Lines of data
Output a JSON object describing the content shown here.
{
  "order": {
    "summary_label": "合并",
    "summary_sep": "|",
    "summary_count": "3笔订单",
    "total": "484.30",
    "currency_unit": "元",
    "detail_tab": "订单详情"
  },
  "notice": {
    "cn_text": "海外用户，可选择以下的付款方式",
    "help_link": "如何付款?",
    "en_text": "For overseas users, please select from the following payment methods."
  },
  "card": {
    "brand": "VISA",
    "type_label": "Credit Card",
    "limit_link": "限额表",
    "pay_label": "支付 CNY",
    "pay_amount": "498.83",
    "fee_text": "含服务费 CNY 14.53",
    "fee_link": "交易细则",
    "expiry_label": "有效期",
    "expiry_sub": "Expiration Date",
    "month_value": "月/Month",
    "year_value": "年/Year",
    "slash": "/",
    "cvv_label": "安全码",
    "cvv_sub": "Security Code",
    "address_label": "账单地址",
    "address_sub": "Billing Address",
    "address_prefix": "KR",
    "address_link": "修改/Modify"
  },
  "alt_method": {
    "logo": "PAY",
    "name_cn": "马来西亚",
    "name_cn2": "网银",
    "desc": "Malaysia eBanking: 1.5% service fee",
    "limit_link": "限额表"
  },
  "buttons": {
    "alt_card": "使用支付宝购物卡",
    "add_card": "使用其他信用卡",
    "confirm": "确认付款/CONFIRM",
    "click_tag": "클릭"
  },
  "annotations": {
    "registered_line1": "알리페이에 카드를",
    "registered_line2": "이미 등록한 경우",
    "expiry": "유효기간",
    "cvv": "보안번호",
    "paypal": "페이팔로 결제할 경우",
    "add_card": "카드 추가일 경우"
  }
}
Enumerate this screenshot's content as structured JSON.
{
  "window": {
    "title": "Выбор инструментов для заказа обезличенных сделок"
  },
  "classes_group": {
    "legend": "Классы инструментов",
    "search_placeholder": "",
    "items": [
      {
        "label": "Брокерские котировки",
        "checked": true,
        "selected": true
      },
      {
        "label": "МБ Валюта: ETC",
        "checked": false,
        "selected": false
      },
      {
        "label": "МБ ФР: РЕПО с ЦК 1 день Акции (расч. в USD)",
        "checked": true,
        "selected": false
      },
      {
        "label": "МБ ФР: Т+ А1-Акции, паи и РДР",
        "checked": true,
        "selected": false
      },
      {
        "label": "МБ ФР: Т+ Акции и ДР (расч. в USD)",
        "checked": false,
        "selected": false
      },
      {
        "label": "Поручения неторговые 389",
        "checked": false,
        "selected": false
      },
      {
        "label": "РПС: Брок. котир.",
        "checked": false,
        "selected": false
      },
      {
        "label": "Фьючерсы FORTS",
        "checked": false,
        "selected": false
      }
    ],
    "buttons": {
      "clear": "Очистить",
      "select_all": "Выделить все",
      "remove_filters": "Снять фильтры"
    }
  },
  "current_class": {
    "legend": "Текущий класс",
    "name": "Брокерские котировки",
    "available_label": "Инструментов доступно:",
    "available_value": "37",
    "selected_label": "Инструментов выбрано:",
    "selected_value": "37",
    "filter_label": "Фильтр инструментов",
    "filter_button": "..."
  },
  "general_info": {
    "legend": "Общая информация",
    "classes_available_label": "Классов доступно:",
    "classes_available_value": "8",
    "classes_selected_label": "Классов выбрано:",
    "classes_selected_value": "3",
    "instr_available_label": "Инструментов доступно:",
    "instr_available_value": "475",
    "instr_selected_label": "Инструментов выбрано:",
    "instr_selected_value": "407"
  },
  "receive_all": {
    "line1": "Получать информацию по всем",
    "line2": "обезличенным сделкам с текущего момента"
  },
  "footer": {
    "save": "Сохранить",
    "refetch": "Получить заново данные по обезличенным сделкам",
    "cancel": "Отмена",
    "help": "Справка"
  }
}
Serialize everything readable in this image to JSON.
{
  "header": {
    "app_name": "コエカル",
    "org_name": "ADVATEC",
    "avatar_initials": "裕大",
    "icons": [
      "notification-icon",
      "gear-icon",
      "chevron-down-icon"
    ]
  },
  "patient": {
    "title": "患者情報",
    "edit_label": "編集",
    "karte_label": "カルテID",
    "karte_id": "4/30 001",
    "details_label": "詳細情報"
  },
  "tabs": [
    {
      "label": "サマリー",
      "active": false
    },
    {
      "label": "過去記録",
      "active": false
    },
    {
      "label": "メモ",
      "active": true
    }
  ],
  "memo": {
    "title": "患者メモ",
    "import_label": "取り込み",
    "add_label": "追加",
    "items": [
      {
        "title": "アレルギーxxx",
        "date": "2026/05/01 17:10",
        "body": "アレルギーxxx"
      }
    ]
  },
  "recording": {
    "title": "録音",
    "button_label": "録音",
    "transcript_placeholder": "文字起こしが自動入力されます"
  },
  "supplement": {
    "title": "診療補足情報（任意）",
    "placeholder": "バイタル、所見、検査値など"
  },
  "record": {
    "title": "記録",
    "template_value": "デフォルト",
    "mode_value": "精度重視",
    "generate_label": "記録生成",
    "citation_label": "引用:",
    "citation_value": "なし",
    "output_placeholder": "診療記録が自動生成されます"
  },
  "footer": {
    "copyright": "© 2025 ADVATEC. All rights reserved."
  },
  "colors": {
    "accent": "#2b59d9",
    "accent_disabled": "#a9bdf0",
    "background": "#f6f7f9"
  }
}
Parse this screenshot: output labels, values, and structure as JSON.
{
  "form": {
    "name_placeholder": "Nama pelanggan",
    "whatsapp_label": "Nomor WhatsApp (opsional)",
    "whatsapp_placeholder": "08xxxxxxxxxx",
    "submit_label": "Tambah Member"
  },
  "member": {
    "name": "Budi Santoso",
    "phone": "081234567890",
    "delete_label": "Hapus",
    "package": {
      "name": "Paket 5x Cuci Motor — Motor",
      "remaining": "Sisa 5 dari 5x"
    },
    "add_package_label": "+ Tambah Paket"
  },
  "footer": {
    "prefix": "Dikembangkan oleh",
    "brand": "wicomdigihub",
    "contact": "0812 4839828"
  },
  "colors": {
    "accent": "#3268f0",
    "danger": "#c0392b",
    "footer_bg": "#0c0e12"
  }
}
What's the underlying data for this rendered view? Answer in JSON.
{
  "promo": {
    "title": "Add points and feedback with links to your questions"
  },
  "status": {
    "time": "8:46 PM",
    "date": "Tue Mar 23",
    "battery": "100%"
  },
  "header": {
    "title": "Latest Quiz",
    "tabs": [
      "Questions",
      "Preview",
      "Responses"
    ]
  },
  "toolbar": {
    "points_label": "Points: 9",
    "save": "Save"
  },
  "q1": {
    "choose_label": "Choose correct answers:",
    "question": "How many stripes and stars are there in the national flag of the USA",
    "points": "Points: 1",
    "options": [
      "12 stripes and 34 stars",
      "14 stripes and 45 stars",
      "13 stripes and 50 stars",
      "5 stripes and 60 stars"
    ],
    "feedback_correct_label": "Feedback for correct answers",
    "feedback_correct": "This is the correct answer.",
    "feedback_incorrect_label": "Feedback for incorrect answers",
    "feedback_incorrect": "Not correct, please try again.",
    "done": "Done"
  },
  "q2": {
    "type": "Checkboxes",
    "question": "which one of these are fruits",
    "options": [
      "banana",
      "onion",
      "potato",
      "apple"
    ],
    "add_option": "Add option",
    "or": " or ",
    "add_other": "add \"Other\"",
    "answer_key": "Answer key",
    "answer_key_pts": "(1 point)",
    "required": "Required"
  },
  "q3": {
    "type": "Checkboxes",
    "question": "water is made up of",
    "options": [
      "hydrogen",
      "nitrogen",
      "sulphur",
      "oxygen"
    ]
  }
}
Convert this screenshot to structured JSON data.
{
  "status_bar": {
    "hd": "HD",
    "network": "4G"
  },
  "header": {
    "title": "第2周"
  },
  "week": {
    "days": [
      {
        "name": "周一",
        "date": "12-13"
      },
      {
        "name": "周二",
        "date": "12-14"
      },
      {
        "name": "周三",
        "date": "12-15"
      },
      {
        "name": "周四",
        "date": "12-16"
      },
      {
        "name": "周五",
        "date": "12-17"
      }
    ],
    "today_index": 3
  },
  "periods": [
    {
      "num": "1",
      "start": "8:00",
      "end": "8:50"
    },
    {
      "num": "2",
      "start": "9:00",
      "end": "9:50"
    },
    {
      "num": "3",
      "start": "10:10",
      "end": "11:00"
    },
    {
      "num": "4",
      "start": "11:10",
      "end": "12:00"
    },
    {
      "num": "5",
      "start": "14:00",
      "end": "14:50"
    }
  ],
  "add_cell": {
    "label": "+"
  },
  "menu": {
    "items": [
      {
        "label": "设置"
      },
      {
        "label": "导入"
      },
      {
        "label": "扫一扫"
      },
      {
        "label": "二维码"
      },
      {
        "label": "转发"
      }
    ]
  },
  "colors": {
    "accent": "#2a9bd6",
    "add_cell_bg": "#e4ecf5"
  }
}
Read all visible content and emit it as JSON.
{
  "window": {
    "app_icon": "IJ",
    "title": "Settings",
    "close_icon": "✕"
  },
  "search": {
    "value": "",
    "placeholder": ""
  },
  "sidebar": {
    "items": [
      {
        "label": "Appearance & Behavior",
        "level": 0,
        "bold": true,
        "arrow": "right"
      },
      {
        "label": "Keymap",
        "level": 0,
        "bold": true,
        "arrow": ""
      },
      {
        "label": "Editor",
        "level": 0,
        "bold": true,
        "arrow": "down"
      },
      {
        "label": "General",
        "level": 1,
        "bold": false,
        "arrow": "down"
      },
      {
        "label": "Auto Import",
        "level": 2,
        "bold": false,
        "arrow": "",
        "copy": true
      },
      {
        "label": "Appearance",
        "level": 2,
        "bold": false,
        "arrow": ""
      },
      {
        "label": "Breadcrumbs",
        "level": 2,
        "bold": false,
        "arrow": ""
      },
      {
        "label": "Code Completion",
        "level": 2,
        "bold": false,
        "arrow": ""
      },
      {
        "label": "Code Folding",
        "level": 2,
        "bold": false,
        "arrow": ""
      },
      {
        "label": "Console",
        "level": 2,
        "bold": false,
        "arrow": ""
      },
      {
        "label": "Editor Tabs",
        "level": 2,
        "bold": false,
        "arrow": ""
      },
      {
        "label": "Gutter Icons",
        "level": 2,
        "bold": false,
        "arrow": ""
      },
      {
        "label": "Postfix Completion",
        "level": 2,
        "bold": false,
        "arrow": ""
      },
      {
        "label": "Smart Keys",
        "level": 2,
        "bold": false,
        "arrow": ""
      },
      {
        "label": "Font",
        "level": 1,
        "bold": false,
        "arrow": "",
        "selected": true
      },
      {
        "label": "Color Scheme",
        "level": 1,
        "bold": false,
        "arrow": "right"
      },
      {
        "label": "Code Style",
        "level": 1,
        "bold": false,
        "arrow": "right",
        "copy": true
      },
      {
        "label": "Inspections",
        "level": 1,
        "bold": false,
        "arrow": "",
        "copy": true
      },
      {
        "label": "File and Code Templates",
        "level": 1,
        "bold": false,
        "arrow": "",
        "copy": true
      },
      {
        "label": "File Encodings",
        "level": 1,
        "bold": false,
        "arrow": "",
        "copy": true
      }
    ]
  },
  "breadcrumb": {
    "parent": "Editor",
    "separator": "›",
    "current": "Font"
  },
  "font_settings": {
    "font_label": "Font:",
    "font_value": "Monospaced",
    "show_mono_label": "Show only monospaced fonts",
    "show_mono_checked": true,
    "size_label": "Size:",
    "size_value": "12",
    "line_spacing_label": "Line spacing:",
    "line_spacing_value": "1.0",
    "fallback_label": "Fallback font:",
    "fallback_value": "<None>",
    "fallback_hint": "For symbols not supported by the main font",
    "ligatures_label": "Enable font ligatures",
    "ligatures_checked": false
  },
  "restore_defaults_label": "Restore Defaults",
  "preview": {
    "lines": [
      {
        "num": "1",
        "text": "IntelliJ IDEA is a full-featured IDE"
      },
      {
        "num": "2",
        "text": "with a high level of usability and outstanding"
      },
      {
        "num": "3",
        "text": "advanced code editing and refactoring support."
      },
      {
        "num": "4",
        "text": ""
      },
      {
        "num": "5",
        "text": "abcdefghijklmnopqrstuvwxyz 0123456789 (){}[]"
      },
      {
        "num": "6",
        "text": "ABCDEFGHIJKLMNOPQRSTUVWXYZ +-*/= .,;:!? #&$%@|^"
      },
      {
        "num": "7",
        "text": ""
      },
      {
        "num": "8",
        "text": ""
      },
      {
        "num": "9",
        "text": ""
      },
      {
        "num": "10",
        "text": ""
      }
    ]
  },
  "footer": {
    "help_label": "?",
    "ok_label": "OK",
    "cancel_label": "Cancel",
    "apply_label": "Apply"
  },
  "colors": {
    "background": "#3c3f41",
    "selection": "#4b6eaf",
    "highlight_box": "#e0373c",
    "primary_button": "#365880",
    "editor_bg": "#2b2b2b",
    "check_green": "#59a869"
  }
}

**REQUIREMENTS**
Pull out every line of the records that includes the string "сделкам".

**RESPONSE**
    "line2": "обезличенным сделкам с текущего момента"
    "refetch": "Получить заново данные по обезличенным сделкам",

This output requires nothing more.